**INSTRUCTIONS TO FOLLOW**: Will you output the entries below exactly, skipping every image they contain?
------ DATA SECTION ------
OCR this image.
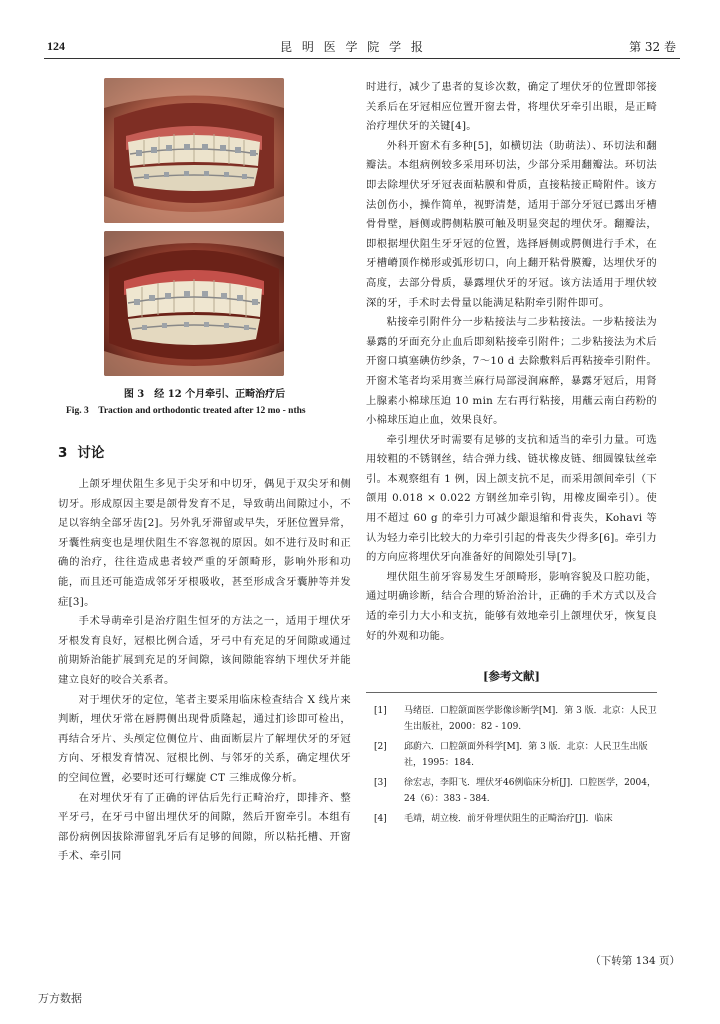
124	昆 明 医 学 院 学 报	第 32 卷
图 3　经 12 个月牵引、正畸治疗后
Fig. 3　Traction and orthodontic treated after 12 mo - nths
3 讨论

上颌牙埋伏阻生多见于尖牙和中切牙，偶见于双尖牙和侧切牙。形成原因主要是颌骨发育不足，导致萌出间隙过小，不足以容纳全部牙齿[2]。另外乳牙滞留或早失，牙胚位置异常，牙囊性病变也是埋伏阻生不容忽视的原因。如不进行及时和正确的治疗，往往造成患者较严重的牙颌畸形，影响外形和功能，而且还可能造成邻牙牙根吸收，甚至形成含牙囊肿等并发症[3]。

手术导萌牵引是治疗阻生恒牙的方法之一，适用于埋伏牙牙根发育良好，冠根比例合适，牙弓中有充足的牙间隙或通过前期矫治能扩展到充足的牙间隙，该间隙能容纳下埋伏牙并能建立良好的咬合关系者。

对于埋伏牙的定位，笔者主要采用临床检查结合 X 线片来判断，埋伏牙常在唇腭侧出现骨质隆起，通过扪诊即可检出，再结合牙片、头颅定位侧位片、曲面断层片了解埋伏牙的牙冠方向、牙根发育情况、冠根比例、与邻牙的关系，确定埋伏牙的空间位置，必要时还可行螺旋 CT 三维成像分析。

在对埋伏牙有了正确的评估后先行正畸治疗，即排齐、整平牙弓，在牙弓中留出埋伏牙的间隙，然后开窗牵引。本组有部份病例因拔除滞留乳牙后有足够的间隙，所以粘托槽、开窗手术、牵引同

时进行，减少了患者的复诊次数，确定了埋伏牙的位置即邻接关系后在牙冠相应位置开窗去骨，将埋伏牙牵引出眼，是正畸治疗埋伏牙的关键[4]。

外科开窗术有多种[5]，如横切法（助萌法）、环切法和翻瓣法。本组病例较多采用环切法，少部分采用翻瓣法。环切法即去除埋伏牙牙冠表面粘膜和骨质，直接粘接正畸附件。该方法创伤小，操作简单，视野清楚，适用于部分牙冠已露出牙槽骨骨壁，唇侧或腭侧粘膜可触及明显突起的埋伏牙。翻瓣法，即根据埋伏阻生牙牙冠的位置，选择唇侧或腭侧进行手术，在牙槽嵴顶作梯形或弧形切口，向上翻开粘骨膜瓣，达埋伏牙的高度，去部分骨质，暴露埋伏牙的牙冠。该方法适用于埋伏较深的牙，手术时去骨量以能满足粘附牵引附件即可。

粘接牵引附件分一步粘接法与二步粘接法。一步粘接法为暴露的牙面充分止血后即刻粘接牵引附件；二步粘接法为术后开窗口填塞碘仿纱条，7～10 d 去除敷料后再粘接牵引附件。开窗术笔者均采用赛兰麻行局部浸润麻醉，暴露牙冠后，用肾上腺素小棉球压迫 10 min 左右再行粘接，用蘸云南白药粉的小棉球压迫止血，效果良好。

牵引埋伏牙时需要有足够的支抗和适当的牵引力量。可选用较粗的不锈钢丝，结合弹力线、链状橡皮链、细圆镍钛丝牵引。本观察组有 1 例，因上颌支抗不足，而采用颌间牵引（下颌用 0.018 × 0.022 方钢丝加牵引钩，用橡皮圈牵引）。使用不超过 60 g 的牵引力可减少龈退缩和骨丧失，Kohavi 等认为轻力牵引比较大的力牵引引起的骨丧失少得多[6]。牵引力的方向应将埋伏牙向准备好的间隙处引导[7]。

埋伏阻生前牙容易发生牙颌畸形，影响容貌及口腔功能，通过明确诊断，结合合理的矫治治计，正确的手术方式以及合适的牵引力大小和支抗，能够有效地牵引上颌埋伏牙，恢复良好的外观和功能。

[参考文献]
[1]	马绪臣．口腔颌面医学影像诊断学[M]．第 3 版．北京：人民卫生出版社，2000：82 - 109.
[2]	邱蔚六．口腔颌面外科学[M]．第 3 版．北京：人民卫生出版社，1995：184.
[3]	徐宏志，李阳飞．埋伏牙46例临床分析[J]．口腔医学，2004，24（6）：383 - 384.
[4]	毛靖，胡立梭．前牙骨埋伏阻生的正畸治疗[J]．临床
（下转第 134 页）
万方数据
------
**EXERCISE ANSWER**:
OCR this image.
124	昆 明 医 学 院 学 报	第 32 卷
图 3　经 12 个月牵引、正畸治疗后
Fig. 3　Traction and orthodontic treated after 12 mo - nths
3 讨论

上颌牙埋伏阻生多见于尖牙和中切牙，偶见于双尖牙和侧切牙。形成原因主要是颌骨发育不足，导致萌出间隙过小，不足以容纳全部牙齿[2]。另外乳牙滞留或早失，牙胚位置异常，牙囊性病变也是埋伏阻生不容忽视的原因。如不进行及时和正确的治疗，往往造成患者较严重的牙颌畸形，影响外形和功能，而且还可能造成邻牙牙根吸收，甚至形成含牙囊肿等并发症[3]。

手术导萌牵引是治疗阻生恒牙的方法之一，适用于埋伏牙牙根发育良好，冠根比例合适，牙弓中有充足的牙间隙或通过前期矫治能扩展到充足的牙间隙，该间隙能容纳下埋伏牙并能建立良好的咬合关系者。

对于埋伏牙的定位，笔者主要采用临床检查结合 X 线片来判断，埋伏牙常在唇腭侧出现骨质隆起，通过扪诊即可检出，再结合牙片、头颅定位侧位片、曲面断层片了解埋伏牙的牙冠方向、牙根发育情况、冠根比例、与邻牙的关系，确定埋伏牙的空间位置，必要时还可行螺旋 CT 三维成像分析。

在对埋伏牙有了正确的评估后先行正畸治疗，即排齐、整平牙弓，在牙弓中留出埋伏牙的间隙，然后开窗牵引。本组有部份病例因拔除滞留乳牙后有足够的间隙，所以粘托槽、开窗手术、牵引同

时进行，减少了患者的复诊次数，确定了埋伏牙的位置即邻接关系后在牙冠相应位置开窗去骨，将埋伏牙牵引出眼，是正畸治疗埋伏牙的关键[4]。

外科开窗术有多种[5]，如横切法（助萌法）、环切法和翻瓣法。本组病例较多采用环切法，少部分采用翻瓣法。环切法即去除埋伏牙牙冠表面粘膜和骨质，直接粘接正畸附件。该方法创伤小，操作简单，视野清楚，适用于部分牙冠已露出牙槽骨骨壁，唇侧或腭侧粘膜可触及明显突起的埋伏牙。翻瓣法，即根据埋伏阻生牙牙冠的位置，选择唇侧或腭侧进行手术，在牙槽嵴顶作梯形或弧形切口，向上翻开粘骨膜瓣，达埋伏牙的高度，去部分骨质，暴露埋伏牙的牙冠。该方法适用于埋伏较深的牙，手术时去骨量以能满足粘附牵引附件即可。

粘接牵引附件分一步粘接法与二步粘接法。一步粘接法为暴露的牙面充分止血后即刻粘接牵引附件；二步粘接法为术后开窗口填塞碘仿纱条，7～10 d 去除敷料后再粘接牵引附件。开窗术笔者均采用赛兰麻行局部浸润麻醉，暴露牙冠后，用肾上腺素小棉球压迫 10 min 左右再行粘接，用蘸云南白药粉的小棉球压迫止血，效果良好。

牵引埋伏牙时需要有足够的支抗和适当的牵引力量。可选用较粗的不锈钢丝，结合弹力线、链状橡皮链、细圆镍钛丝牵引。本观察组有 1 例，因上颌支抗不足，而采用颌间牵引（下颌用 0.018 × 0.022 方钢丝加牵引钩，用橡皮圈牵引）。使用不超过 60 g 的牵引力可减少龈退缩和骨丧失，Kohavi 等认为轻力牵引比较大的力牵引引起的骨丧失少得多[6]。牵引力的方向应将埋伏牙向准备好的间隙处引导[7]。

埋伏阻生前牙容易发生牙颌畸形，影响容貌及口腔功能，通过明确诊断，结合合理的矫治治计，正确的手术方式以及合适的牵引力大小和支抗，能够有效地牵引上颌埋伏牙，恢复良好的外观和功能。

[参考文献]
[1]	马绪臣．口腔颌面医学影像诊断学[M]．第 3 版．北京：人民卫生出版社，2000：82 - 109.
[2]	邱蔚六．口腔颌面外科学[M]．第 3 版．北京：人民卫生出版社，1995：184.
[3]	徐宏志，李阳飞．埋伏牙46例临床分析[J]．口腔医学，2004，24（6）：383 - 384.
[4]	毛靖，胡立梭．前牙骨埋伏阻生的正畸治疗[J]．临床
（下转第 134 页）
万方数据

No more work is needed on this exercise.